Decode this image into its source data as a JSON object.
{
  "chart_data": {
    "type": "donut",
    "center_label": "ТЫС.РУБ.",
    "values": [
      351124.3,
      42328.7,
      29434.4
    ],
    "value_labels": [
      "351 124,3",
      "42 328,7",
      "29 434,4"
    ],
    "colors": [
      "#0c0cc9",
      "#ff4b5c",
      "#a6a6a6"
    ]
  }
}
##########
▶ JOB
Write out the records above again, keeping each one identical to the original.

▶ THE SOLUTION
Decode this image into its source data as a JSON object.
{
  "chart_data": {
    "type": "donut",
    "center_label": "ТЫС.РУБ.",
    "values": [
      351124.3,
      42328.7,
      29434.4
    ],
    "value_labels": [
      "351 124,3",
      "42 328,7",
      "29 434,4"
    ],
    "colors": [
      "#0c0cc9",
      "#ff4b5c",
      "#a6a6a6"
    ]
  }
}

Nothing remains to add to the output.